[Begin Input for this task]
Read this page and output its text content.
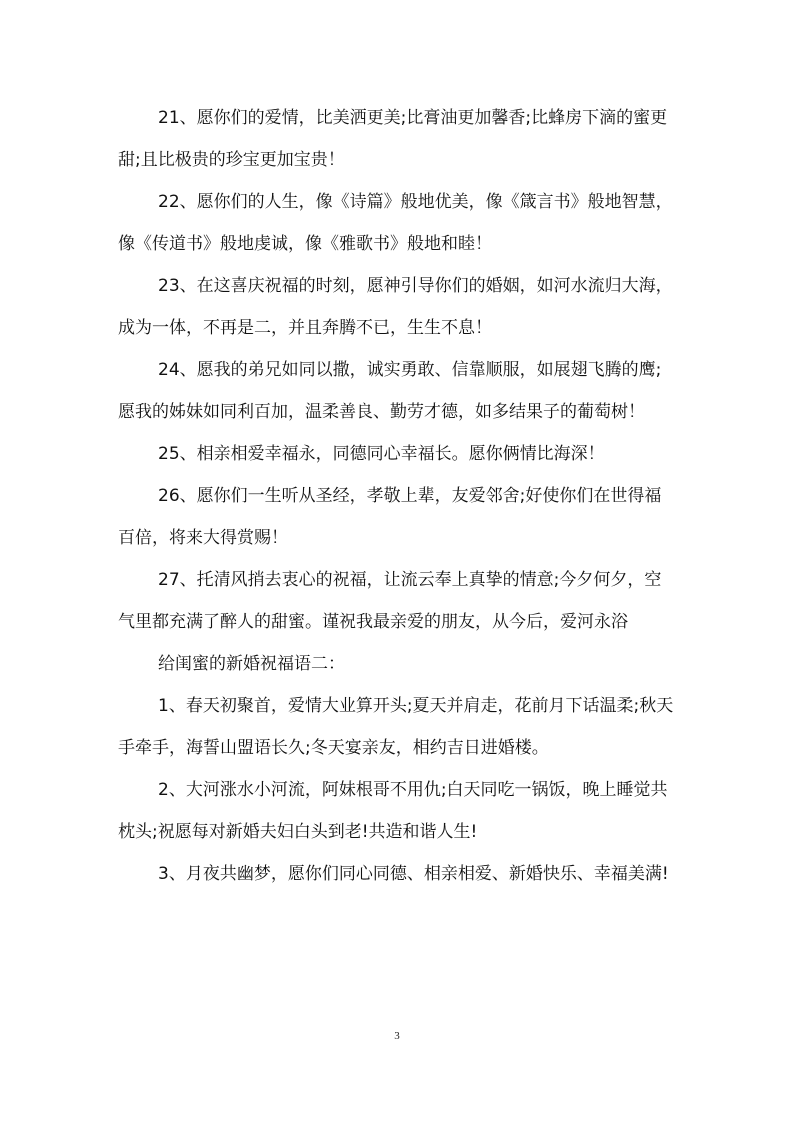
21、愿你们的爱情，比美洒更美;比膏油更加馨香;比蜂房下滴的蜜更甜;且比极贵的珍宝更加宝贵！

22、愿你们的人生，像《诗篇》般地优美，像《箴言书》般地智慧，像《传道书》般地虔诚，像《雅歌书》般地和睦！

23、在这喜庆祝福的时刻，愿神引导你们的婚姻，如河水流归大海，成为一体，不再是二，并且奔腾不已，生生不息！

24、愿我的弟兄如同以撒，诚实勇敢、信靠顺服，如展翅飞腾的鹰;愿我的姊妹如同利百加，温柔善良、勤劳才德，如多结果子的葡萄树！

25、相亲相爱幸福永，同德同心幸福长。愿你俩情比海深！

26、愿你们一生听从圣经，孝敬上辈，友爱邻舍;好使你们在世得福百倍，将来大得赏赐！

27、托清风捎去衷心的祝福，让流云奉上真挚的情意;今夕何夕，空气里都充满了醉人的甜蜜。谨祝我最亲爱的朋友，从今后，爱河永浴

给闺蜜的新婚祝福语二：

1、春天初聚首，爱情大业算开头;夏天并肩走，花前月下话温柔;秋天手牵手，海誓山盟语长久;冬天宴亲友，相约吉日进婚楼。

2、大河涨水小河流，阿妹根哥不用仇;白天同吃一锅饭，晚上睡觉共枕头;祝愿每对新婚夫妇白头到老!共造和谐人生!

3、月夜共幽梦，愿你们同心同德、相亲相爱、新婚快乐、幸福美满!

3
[End Input for this task]
Objective: Using the records above, output their complete text exactly, minus any images.

In response:
Read this page and output its text content.
21、愿你们的爱情，比美洒更美;比膏油更加馨香;比蜂房下滴的蜜更甜;且比极贵的珍宝更加宝贵！

22、愿你们的人生，像《诗篇》般地优美，像《箴言书》般地智慧，像《传道书》般地虔诚，像《雅歌书》般地和睦！

23、在这喜庆祝福的时刻，愿神引导你们的婚姻，如河水流归大海，成为一体，不再是二，并且奔腾不已，生生不息！

24、愿我的弟兄如同以撒，诚实勇敢、信靠顺服，如展翅飞腾的鹰;愿我的姊妹如同利百加，温柔善良、勤劳才德，如多结果子的葡萄树！

25、相亲相爱幸福永，同德同心幸福长。愿你俩情比海深！

26、愿你们一生听从圣经，孝敬上辈，友爱邻舍;好使你们在世得福百倍，将来大得赏赐！

27、托清风捎去衷心的祝福，让流云奉上真挚的情意;今夕何夕，空气里都充满了醉人的甜蜜。谨祝我最亲爱的朋友，从今后，爱河永浴

给闺蜜的新婚祝福语二：

1、春天初聚首，爱情大业算开头;夏天并肩走，花前月下话温柔;秋天手牵手，海誓山盟语长久;冬天宴亲友，相约吉日进婚楼。

2、大河涨水小河流，阿妹根哥不用仇;白天同吃一锅饭，晚上睡觉共枕头;祝愿每对新婚夫妇白头到老!共造和谐人生!

3、月夜共幽梦，愿你们同心同德、相亲相爱、新婚快乐、幸福美满!

3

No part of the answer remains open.